Task>
Take every line where the string "want" appears and copy it.
Start of Information supplied
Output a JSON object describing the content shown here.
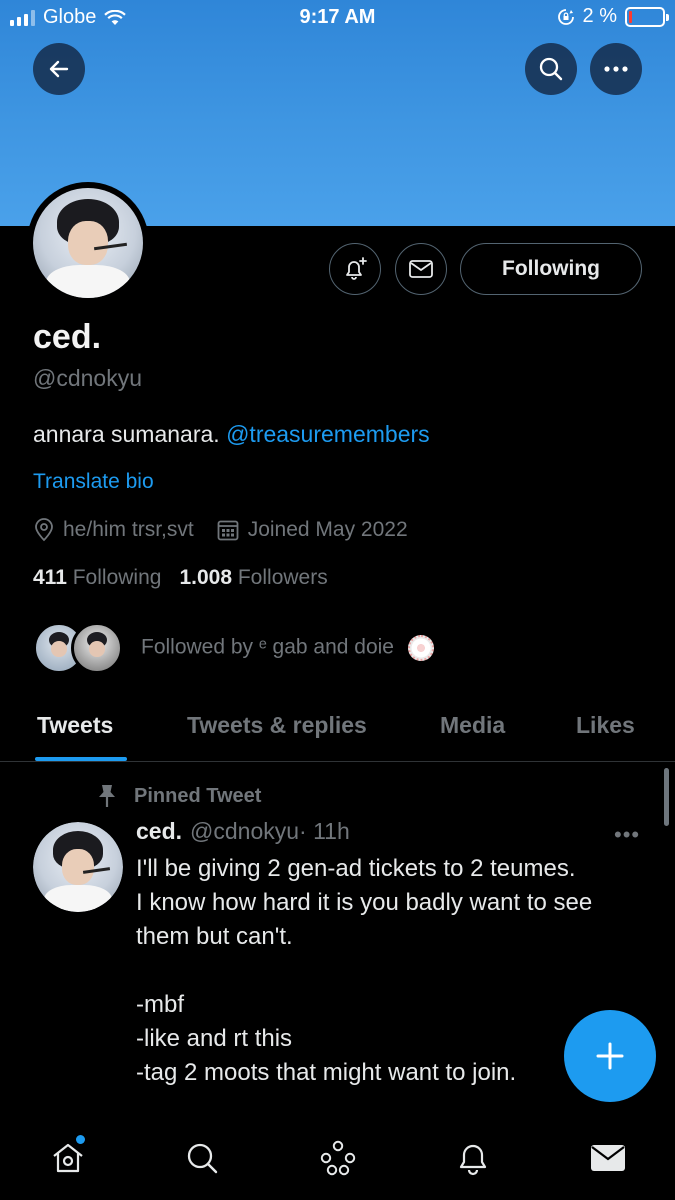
{
  "status_bar": {
    "carrier": "Globe",
    "time": "9:17 AM",
    "battery_percent": "2 %",
    "battery_level": 0.02
  },
  "header": {
    "back_icon": "arrow-left-icon",
    "search_icon": "search-icon",
    "more_icon": "more-horizontal-icon",
    "banner_color": "#3f96e2"
  },
  "profile": {
    "display_name": "ced.",
    "handle": "@cdnokyu",
    "bio_text": "annara sumanara.",
    "bio_mention": "@treasuremembers",
    "translate_label": "Translate bio",
    "location": "he/him trsr,svt",
    "joined": "Joined May 2022",
    "following_count": "411",
    "following_label": "Following",
    "followers_count": "1.008",
    "followers_label": "Followers",
    "follow_button": "Following",
    "followed_by_prefix": "Followed by",
    "followed_by_names": "ᵉ gab and doie"
  },
  "tabs": [
    {
      "label": "Tweets",
      "active": true
    },
    {
      "label": "Tweets & replies",
      "active": false
    },
    {
      "label": "Media",
      "active": false
    },
    {
      "label": "Likes",
      "active": false
    }
  ],
  "pinned_tweet": {
    "pinned_label": "Pinned Tweet",
    "author": "ced.",
    "handle": "@cdnokyu",
    "time": "· 11h",
    "more": "•••",
    "lines": [
      "I'll be giving 2 gen-ad tickets to 2 teumes.",
      "I know how hard it is you badly want to see",
      "them but can't."
    ],
    "lines2": [
      "-mbf",
      "-like and rt this",
      "-tag 2 moots that might want to join."
    ]
  },
  "bottom_nav": [
    "home-icon",
    "search-icon",
    "spaces-icon",
    "notifications-icon",
    "messages-icon"
  ],
  "colors": {
    "accent": "#1d9bf0",
    "secondary_text": "#71767b",
    "background": "#000000"
  }
}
End of Information supplied
Response below>
      "I know how hard it is you badly want to see",
      "-tag 2 moots that might want to join."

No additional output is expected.